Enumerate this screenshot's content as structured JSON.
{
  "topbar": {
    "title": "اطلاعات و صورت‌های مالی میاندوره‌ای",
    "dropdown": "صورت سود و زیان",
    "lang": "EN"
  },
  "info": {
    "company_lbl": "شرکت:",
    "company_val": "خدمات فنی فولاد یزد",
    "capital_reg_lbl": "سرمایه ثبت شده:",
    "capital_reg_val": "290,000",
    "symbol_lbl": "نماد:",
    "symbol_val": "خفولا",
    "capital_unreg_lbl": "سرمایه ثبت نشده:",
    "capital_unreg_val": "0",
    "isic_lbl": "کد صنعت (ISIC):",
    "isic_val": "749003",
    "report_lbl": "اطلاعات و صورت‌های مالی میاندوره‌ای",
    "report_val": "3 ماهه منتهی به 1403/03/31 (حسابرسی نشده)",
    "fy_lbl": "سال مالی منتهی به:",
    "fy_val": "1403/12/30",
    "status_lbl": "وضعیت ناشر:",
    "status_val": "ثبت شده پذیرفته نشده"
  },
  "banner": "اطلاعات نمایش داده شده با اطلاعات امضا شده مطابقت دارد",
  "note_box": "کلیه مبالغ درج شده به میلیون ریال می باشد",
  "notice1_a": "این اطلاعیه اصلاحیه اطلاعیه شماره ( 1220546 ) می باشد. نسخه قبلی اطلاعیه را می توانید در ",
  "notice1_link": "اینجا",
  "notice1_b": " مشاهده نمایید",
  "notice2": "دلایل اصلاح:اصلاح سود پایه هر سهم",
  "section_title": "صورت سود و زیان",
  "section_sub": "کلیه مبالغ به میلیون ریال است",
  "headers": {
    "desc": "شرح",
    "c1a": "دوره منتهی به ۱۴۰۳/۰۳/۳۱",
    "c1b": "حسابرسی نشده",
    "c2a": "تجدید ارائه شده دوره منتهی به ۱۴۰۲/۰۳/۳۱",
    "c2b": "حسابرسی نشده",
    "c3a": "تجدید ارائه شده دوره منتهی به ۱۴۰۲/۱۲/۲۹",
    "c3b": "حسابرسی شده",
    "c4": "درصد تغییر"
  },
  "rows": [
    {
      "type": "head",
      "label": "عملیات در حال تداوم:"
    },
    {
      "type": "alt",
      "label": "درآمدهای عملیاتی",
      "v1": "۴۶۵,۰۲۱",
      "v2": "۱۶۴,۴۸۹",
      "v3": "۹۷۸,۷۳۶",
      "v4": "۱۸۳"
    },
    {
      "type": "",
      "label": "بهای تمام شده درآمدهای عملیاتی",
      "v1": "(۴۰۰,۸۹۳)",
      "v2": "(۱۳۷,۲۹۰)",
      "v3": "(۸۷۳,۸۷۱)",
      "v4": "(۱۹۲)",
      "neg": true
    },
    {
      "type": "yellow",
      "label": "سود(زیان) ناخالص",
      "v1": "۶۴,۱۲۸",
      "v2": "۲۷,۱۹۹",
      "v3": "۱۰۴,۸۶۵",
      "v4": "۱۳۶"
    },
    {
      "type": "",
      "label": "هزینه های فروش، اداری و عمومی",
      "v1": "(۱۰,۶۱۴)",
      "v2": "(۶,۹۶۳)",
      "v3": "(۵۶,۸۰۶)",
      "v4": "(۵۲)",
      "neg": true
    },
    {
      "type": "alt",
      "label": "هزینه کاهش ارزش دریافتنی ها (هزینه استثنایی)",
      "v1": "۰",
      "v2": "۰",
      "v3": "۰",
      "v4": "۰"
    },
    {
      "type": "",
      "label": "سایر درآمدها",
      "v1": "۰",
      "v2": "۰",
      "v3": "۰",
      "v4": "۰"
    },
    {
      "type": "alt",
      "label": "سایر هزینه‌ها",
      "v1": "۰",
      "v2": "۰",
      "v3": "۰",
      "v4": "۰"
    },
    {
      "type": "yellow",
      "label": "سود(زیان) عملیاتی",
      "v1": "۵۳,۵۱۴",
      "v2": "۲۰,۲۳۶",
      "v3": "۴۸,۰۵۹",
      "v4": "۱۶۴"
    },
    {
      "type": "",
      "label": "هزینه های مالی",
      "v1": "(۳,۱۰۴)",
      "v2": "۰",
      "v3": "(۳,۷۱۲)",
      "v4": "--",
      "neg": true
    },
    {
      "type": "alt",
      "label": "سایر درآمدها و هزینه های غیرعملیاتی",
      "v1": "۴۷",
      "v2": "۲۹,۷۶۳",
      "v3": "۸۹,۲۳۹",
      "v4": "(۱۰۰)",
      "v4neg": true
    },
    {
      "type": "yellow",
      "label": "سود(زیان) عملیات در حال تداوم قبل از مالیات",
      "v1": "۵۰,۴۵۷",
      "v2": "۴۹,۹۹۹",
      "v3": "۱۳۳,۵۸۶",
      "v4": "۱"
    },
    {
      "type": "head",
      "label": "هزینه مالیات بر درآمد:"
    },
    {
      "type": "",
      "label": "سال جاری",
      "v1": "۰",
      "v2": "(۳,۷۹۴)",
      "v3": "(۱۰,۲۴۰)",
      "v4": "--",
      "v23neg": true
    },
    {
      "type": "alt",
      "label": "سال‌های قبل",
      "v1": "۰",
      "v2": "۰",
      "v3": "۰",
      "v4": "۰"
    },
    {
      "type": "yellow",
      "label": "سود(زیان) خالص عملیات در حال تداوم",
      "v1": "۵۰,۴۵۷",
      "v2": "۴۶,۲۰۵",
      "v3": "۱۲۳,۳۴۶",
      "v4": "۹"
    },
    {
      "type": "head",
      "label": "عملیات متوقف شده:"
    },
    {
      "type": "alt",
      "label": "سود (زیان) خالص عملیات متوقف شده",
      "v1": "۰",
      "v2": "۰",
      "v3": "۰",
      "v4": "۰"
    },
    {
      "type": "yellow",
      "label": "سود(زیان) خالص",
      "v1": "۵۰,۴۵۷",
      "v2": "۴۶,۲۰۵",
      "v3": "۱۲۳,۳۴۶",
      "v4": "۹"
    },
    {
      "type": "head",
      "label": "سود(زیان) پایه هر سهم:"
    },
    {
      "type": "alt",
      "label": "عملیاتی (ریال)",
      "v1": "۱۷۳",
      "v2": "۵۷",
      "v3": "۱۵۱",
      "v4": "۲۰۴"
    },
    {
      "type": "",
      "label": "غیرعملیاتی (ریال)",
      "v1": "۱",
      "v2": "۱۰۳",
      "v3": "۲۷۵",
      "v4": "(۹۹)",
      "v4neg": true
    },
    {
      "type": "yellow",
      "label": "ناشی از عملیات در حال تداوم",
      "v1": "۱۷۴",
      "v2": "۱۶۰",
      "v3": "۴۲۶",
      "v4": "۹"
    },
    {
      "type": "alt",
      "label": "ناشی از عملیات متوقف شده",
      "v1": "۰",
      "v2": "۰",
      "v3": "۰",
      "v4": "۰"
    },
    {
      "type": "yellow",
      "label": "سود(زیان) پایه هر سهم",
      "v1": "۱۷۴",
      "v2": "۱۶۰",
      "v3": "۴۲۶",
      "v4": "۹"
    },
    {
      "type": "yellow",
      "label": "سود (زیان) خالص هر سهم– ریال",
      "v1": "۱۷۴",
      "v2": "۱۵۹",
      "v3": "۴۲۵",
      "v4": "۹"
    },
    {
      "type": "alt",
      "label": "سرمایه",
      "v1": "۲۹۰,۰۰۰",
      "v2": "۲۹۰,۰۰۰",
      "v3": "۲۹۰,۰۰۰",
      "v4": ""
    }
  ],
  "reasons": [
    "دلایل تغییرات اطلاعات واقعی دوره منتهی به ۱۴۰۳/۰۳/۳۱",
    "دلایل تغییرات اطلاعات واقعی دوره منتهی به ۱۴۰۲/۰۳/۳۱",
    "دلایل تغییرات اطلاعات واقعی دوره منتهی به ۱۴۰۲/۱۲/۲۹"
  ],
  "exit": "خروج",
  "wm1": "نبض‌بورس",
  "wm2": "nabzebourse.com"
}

◆ **SET EXERCISE**:
Give only the number of lines in the listing above that include the string "سرمایه".

◆ **TASK OUTPUT**:
3